▸ **Job**: State the number of lines that hold the string "validates", with nothing added.

▸ **Data for this exercise**:
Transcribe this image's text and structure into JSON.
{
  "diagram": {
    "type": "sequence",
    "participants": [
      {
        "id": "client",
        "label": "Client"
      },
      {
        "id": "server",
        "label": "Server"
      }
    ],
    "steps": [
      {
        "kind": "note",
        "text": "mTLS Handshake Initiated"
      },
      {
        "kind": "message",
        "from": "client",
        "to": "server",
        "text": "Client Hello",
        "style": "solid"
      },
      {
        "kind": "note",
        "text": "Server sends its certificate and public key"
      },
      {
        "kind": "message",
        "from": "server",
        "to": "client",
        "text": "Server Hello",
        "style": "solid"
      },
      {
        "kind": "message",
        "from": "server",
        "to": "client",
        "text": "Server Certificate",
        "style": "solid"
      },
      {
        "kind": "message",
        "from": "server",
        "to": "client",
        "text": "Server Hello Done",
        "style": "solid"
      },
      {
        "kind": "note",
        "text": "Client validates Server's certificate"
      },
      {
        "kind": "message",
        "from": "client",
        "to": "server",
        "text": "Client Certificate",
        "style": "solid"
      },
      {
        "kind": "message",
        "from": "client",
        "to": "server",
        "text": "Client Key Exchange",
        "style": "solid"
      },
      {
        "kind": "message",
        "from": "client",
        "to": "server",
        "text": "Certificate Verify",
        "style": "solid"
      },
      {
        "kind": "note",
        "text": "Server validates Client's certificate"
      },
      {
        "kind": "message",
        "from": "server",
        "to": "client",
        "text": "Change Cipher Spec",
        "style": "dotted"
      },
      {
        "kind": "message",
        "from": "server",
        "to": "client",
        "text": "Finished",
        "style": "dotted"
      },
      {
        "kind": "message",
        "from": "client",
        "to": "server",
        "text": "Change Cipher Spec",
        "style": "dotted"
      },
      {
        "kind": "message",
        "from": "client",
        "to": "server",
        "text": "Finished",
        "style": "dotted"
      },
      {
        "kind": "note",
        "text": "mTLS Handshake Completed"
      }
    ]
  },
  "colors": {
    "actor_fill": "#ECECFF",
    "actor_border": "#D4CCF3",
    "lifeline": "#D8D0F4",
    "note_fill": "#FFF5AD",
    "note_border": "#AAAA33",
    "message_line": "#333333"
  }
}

▸ **Written answer**: 2